> Task instructions: Reproduce all of the material word for word.

(Records about charts and figures)

····················

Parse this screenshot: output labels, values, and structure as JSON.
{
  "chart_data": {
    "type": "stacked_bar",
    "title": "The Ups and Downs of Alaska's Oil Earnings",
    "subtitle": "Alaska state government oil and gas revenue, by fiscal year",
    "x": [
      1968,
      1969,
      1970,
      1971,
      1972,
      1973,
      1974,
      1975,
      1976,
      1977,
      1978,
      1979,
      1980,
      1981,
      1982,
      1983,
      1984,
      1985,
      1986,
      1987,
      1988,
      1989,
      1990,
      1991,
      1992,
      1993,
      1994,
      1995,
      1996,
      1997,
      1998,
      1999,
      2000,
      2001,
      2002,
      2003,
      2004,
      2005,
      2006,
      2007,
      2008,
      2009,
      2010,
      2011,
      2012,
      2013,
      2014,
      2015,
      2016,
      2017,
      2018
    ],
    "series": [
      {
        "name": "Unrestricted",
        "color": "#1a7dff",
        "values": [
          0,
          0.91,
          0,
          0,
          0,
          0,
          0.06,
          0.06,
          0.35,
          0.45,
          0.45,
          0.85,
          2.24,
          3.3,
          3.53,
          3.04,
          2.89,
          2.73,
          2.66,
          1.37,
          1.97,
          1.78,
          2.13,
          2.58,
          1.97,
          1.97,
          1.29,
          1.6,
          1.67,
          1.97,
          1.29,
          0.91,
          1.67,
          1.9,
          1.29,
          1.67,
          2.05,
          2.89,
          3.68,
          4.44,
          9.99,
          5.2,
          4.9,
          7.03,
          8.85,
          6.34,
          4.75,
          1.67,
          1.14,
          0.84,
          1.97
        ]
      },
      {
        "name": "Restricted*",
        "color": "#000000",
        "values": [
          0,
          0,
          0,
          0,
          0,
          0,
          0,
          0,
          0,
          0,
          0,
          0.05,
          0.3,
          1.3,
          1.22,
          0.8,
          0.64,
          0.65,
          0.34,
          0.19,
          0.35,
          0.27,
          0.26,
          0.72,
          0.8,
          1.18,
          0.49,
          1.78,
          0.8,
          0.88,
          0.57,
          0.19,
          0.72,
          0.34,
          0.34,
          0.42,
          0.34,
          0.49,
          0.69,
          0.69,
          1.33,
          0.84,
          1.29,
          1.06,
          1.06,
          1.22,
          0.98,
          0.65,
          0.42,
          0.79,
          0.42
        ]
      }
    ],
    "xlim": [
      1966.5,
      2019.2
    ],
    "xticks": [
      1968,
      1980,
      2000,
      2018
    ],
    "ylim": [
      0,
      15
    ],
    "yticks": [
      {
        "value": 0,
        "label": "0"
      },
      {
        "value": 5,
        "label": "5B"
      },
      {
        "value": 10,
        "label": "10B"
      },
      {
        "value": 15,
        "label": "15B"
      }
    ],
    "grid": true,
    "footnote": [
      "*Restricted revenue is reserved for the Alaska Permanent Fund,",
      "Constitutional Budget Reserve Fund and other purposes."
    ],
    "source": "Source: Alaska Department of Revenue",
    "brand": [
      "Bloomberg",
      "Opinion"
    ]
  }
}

····················

> Output for this task:
Parse this screenshot: output labels, values, and structure as JSON.
{
  "chart_data": {
    "type": "stacked_bar",
    "title": "The Ups and Downs of Alaska's Oil Earnings",
    "subtitle": "Alaska state government oil and gas revenue, by fiscal year",
    "x": [
      1968,
      1969,
      1970,
      1971,
      1972,
      1973,
      1974,
      1975,
      1976,
      1977,
      1978,
      1979,
      1980,
      1981,
      1982,
      1983,
      1984,
      1985,
      1986,
      1987,
      1988,
      1989,
      1990,
      1991,
      1992,
      1993,
      1994,
      1995,
      1996,
      1997,
      1998,
      1999,
      2000,
      2001,
      2002,
      2003,
      2004,
      2005,
      2006,
      2007,
      2008,
      2009,
      2010,
      2011,
      2012,
      2013,
      2014,
      2015,
      2016,
      2017,
      2018
    ],
    "series": [
      {
        "name": "Unrestricted",
        "color": "#1a7dff",
        "values": [
          0,
          0.91,
          0,
          0,
          0,
          0,
          0.06,
          0.06,
          0.35,
          0.45,
          0.45,
          0.85,
          2.24,
          3.3,
          3.53,
          3.04,
          2.89,
          2.73,
          2.66,
          1.37,
          1.97,
          1.78,
          2.13,
          2.58,
          1.97,
          1.97,
          1.29,
          1.6,
          1.67,
          1.97,
          1.29,
          0.91,
          1.67,
          1.9,
          1.29,
          1.67,
          2.05,
          2.89,
          3.68,
          4.44,
          9.99,
          5.2,
          4.9,
          7.03,
          8.85,
          6.34,
          4.75,
          1.67,
          1.14,
          0.84,
          1.97
        ]
      },
      {
        "name": "Restricted*",
        "color": "#000000",
        "values": [
          0,
          0,
          0,
          0,
          0,
          0,
          0,
          0,
          0,
          0,
          0,
          0.05,
          0.3,
          1.3,
          1.22,
          0.8,
          0.64,
          0.65,
          0.34,
          0.19,
          0.35,
          0.27,
          0.26,
          0.72,
          0.8,
          1.18,
          0.49,
          1.78,
          0.8,
          0.88,
          0.57,
          0.19,
          0.72,
          0.34,
          0.34,
          0.42,
          0.34,
          0.49,
          0.69,
          0.69,
          1.33,
          0.84,
          1.29,
          1.06,
          1.06,
          1.22,
          0.98,
          0.65,
          0.42,
          0.79,
          0.42
        ]
      }
    ],
    "xlim": [
      1966.5,
      2019.2
    ],
    "xticks": [
      1968,
      1980,
      2000,
      2018
    ],
    "ylim": [
      0,
      15
    ],
    "yticks": [
      {
        "value": 0,
        "label": "0"
      },
      {
        "value": 5,
        "label": "5B"
      },
      {
        "value": 10,
        "label": "10B"
      },
      {
        "value": 15,
        "label": "15B"
      }
    ],
    "grid": true,
    "footnote": [
      "*Restricted revenue is reserved for the Alaska Permanent Fund,",
      "Constitutional Budget Reserve Fund and other purposes."
    ],
    "source": "Source: Alaska Department of Revenue",
    "brand": [
      "Bloomberg",
      "Opinion"
    ]
  }
}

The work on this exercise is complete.